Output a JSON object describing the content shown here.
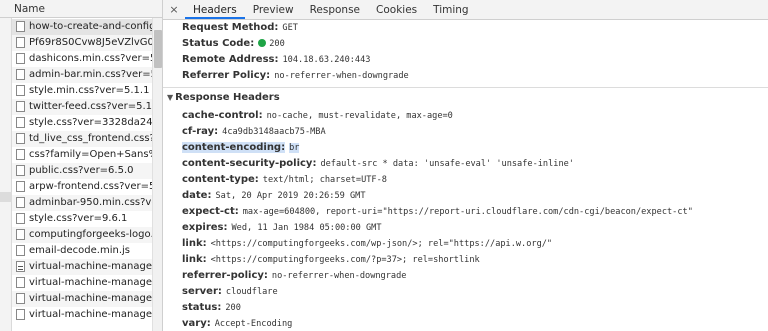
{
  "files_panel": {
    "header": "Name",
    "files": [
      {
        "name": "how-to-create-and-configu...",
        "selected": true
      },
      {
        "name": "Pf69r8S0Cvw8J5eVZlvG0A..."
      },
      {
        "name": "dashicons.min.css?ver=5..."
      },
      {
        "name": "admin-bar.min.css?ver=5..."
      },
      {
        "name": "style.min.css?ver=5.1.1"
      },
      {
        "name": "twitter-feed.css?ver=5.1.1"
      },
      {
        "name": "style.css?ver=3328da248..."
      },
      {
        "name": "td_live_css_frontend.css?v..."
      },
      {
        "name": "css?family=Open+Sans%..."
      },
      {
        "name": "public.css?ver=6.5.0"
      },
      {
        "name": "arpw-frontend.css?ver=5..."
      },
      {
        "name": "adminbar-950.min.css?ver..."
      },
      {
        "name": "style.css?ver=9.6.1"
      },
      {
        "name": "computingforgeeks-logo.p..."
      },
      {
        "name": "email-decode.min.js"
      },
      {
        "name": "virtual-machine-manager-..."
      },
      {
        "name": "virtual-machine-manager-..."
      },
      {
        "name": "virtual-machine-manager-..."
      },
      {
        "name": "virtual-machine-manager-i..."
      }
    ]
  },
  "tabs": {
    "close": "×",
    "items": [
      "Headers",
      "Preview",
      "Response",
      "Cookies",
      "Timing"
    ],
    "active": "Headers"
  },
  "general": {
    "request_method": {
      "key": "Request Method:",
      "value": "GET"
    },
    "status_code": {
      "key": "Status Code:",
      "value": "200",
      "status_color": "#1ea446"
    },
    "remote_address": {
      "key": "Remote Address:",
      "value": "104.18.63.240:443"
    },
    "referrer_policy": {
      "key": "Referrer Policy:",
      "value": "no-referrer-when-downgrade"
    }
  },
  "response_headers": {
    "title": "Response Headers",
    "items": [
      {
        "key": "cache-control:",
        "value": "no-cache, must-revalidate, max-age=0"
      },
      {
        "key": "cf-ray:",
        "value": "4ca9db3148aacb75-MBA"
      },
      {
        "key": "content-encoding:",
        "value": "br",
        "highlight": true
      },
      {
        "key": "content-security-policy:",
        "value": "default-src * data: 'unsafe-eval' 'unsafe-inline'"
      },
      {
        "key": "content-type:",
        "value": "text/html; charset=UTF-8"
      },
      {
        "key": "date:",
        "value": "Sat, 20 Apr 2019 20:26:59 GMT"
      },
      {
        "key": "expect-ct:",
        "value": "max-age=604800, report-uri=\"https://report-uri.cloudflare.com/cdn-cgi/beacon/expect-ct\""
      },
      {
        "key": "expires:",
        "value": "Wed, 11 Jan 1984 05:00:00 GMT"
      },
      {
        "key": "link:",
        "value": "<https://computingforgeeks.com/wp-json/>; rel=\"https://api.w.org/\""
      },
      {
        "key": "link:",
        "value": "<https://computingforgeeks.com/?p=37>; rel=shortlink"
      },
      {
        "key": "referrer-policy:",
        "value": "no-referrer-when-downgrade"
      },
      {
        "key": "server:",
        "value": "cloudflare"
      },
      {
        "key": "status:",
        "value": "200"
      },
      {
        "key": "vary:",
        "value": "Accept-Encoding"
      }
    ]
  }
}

···

▶ **Task prompt**: Repeat each entry above word for word, leaving every picture out.

▶ **Response below**:
Output a JSON object describing the content shown here.
{
  "files_panel": {
    "header": "Name",
    "files": [
      {
        "name": "how-to-create-and-configu...",
        "selected": true
      },
      {
        "name": "Pf69r8S0Cvw8J5eVZlvG0A..."
      },
      {
        "name": "dashicons.min.css?ver=5..."
      },
      {
        "name": "admin-bar.min.css?ver=5..."
      },
      {
        "name": "style.min.css?ver=5.1.1"
      },
      {
        "name": "twitter-feed.css?ver=5.1.1"
      },
      {
        "name": "style.css?ver=3328da248..."
      },
      {
        "name": "td_live_css_frontend.css?v..."
      },
      {
        "name": "css?family=Open+Sans%..."
      },
      {
        "name": "public.css?ver=6.5.0"
      },
      {
        "name": "arpw-frontend.css?ver=5..."
      },
      {
        "name": "adminbar-950.min.css?ver..."
      },
      {
        "name": "style.css?ver=9.6.1"
      },
      {
        "name": "computingforgeeks-logo.p..."
      },
      {
        "name": "email-decode.min.js"
      },
      {
        "name": "virtual-machine-manager-..."
      },
      {
        "name": "virtual-machine-manager-..."
      },
      {
        "name": "virtual-machine-manager-..."
      },
      {
        "name": "virtual-machine-manager-i..."
      }
    ]
  },
  "tabs": {
    "close": "×",
    "items": [
      "Headers",
      "Preview",
      "Response",
      "Cookies",
      "Timing"
    ],
    "active": "Headers"
  },
  "general": {
    "request_method": {
      "key": "Request Method:",
      "value": "GET"
    },
    "status_code": {
      "key": "Status Code:",
      "value": "200",
      "status_color": "#1ea446"
    },
    "remote_address": {
      "key": "Remote Address:",
      "value": "104.18.63.240:443"
    },
    "referrer_policy": {
      "key": "Referrer Policy:",
      "value": "no-referrer-when-downgrade"
    }
  },
  "response_headers": {
    "title": "Response Headers",
    "items": [
      {
        "key": "cache-control:",
        "value": "no-cache, must-revalidate, max-age=0"
      },
      {
        "key": "cf-ray:",
        "value": "4ca9db3148aacb75-MBA"
      },
      {
        "key": "content-encoding:",
        "value": "br",
        "highlight": true
      },
      {
        "key": "content-security-policy:",
        "value": "default-src * data: 'unsafe-eval' 'unsafe-inline'"
      },
      {
        "key": "content-type:",
        "value": "text/html; charset=UTF-8"
      },
      {
        "key": "date:",
        "value": "Sat, 20 Apr 2019 20:26:59 GMT"
      },
      {
        "key": "expect-ct:",
        "value": "max-age=604800, report-uri=\"https://report-uri.cloudflare.com/cdn-cgi/beacon/expect-ct\""
      },
      {
        "key": "expires:",
        "value": "Wed, 11 Jan 1984 05:00:00 GMT"
      },
      {
        "key": "link:",
        "value": "<https://computingforgeeks.com/wp-json/>; rel=\"https://api.w.org/\""
      },
      {
        "key": "link:",
        "value": "<https://computingforgeeks.com/?p=37>; rel=shortlink"
      },
      {
        "key": "referrer-policy:",
        "value": "no-referrer-when-downgrade"
      },
      {
        "key": "server:",
        "value": "cloudflare"
      },
      {
        "key": "status:",
        "value": "200"
      },
      {
        "key": "vary:",
        "value": "Accept-Encoding"
      }
    ]
  }
}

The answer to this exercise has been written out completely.